SUPPLIED INFORMATION –
▽

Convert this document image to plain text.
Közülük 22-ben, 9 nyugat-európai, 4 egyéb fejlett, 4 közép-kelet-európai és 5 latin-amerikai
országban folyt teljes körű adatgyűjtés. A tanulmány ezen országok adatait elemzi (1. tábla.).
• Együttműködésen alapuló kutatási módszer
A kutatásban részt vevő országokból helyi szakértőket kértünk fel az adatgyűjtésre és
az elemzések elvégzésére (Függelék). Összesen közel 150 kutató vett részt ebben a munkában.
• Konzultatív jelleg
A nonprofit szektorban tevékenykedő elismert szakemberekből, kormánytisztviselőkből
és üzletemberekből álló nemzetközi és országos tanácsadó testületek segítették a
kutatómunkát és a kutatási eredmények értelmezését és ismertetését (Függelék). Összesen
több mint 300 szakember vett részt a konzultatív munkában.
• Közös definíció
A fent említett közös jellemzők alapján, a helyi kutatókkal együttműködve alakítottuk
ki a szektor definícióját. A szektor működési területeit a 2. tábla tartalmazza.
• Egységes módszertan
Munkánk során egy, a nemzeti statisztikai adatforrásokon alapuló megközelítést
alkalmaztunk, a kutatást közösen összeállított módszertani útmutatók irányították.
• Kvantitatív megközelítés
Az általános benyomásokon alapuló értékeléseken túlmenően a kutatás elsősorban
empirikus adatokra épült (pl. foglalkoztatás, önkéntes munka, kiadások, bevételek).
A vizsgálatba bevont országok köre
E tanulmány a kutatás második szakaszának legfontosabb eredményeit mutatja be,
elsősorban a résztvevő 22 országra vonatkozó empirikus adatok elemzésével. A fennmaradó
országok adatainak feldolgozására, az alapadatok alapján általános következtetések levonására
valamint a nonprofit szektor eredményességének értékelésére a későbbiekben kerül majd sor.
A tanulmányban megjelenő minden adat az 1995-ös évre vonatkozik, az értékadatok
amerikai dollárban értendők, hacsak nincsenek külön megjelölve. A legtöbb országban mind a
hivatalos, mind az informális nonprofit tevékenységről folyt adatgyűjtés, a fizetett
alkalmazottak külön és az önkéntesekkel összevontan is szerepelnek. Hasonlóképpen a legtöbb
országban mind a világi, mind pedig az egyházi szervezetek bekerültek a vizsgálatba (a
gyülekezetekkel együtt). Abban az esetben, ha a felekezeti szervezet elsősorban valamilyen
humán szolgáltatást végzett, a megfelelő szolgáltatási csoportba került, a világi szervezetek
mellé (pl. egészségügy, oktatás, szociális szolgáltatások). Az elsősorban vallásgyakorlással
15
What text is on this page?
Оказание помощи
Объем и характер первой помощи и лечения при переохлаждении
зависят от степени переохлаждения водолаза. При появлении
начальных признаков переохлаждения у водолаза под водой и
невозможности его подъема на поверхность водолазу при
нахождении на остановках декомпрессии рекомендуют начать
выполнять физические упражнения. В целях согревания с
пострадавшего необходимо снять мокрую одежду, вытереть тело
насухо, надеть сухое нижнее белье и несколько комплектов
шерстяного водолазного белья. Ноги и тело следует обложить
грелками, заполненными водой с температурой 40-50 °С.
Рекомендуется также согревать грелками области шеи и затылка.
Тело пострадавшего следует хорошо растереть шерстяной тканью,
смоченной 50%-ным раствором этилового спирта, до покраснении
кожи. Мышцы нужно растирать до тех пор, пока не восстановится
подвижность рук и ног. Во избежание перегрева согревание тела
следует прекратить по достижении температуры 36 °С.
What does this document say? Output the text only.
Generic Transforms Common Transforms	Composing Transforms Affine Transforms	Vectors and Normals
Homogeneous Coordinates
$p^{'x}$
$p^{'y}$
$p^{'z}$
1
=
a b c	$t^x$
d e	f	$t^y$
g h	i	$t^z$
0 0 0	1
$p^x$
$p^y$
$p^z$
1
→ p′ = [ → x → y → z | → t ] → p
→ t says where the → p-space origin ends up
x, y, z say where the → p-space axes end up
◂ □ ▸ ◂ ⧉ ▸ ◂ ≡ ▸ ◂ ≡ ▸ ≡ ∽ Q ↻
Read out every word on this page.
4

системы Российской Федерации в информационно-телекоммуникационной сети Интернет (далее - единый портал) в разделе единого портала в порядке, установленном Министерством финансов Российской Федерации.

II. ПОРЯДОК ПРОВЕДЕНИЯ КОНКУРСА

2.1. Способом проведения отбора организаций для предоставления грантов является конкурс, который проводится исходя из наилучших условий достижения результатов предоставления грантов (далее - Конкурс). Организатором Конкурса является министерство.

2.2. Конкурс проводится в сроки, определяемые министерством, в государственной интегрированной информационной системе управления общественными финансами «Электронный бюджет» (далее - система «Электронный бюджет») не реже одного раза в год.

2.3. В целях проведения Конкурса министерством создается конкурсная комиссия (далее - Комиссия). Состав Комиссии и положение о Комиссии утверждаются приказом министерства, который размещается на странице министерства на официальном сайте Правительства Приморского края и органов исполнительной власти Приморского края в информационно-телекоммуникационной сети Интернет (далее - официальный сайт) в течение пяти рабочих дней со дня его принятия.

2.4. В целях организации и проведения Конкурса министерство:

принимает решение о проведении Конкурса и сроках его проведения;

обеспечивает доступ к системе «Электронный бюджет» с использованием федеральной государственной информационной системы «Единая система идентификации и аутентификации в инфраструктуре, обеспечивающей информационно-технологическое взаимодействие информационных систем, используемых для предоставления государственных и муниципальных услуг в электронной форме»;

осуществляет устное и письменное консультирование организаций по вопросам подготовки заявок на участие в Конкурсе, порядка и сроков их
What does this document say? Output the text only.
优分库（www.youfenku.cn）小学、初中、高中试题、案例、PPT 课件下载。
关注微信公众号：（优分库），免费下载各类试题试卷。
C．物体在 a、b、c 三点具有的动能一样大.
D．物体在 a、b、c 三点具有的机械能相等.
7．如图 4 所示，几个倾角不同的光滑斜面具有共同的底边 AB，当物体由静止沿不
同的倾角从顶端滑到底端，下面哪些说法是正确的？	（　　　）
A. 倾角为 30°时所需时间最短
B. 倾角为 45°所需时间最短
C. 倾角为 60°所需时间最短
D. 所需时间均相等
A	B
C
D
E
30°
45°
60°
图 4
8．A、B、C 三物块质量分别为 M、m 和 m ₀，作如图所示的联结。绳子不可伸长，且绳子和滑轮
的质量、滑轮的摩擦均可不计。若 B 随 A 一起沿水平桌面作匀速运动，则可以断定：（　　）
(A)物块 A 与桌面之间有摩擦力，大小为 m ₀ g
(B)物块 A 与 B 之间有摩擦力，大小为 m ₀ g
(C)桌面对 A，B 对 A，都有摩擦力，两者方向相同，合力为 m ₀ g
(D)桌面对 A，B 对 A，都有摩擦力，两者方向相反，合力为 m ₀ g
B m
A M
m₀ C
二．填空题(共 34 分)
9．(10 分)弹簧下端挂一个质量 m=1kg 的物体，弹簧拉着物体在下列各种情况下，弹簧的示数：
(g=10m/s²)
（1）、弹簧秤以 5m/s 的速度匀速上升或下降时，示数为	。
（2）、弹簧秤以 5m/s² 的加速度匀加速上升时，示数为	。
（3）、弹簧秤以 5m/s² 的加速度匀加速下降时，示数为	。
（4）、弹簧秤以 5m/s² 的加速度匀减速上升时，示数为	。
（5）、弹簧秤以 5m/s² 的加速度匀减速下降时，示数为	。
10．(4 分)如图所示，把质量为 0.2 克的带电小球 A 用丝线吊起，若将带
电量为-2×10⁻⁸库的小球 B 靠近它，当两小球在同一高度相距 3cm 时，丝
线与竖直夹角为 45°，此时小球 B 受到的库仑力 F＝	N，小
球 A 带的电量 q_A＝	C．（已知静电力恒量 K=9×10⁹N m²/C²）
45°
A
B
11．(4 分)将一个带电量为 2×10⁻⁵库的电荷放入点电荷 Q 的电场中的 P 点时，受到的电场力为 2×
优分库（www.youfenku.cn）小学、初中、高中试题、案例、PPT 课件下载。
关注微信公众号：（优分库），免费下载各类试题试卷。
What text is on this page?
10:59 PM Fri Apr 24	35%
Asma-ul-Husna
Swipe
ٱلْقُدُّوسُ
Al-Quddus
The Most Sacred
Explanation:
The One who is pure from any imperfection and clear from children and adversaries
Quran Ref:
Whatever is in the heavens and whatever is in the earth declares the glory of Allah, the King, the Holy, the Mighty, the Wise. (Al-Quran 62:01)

△

EXERCISE GOAL – Count every line in the data that contains the word "space", then give that count and nothing else.

CORRECT RESPONSE – 2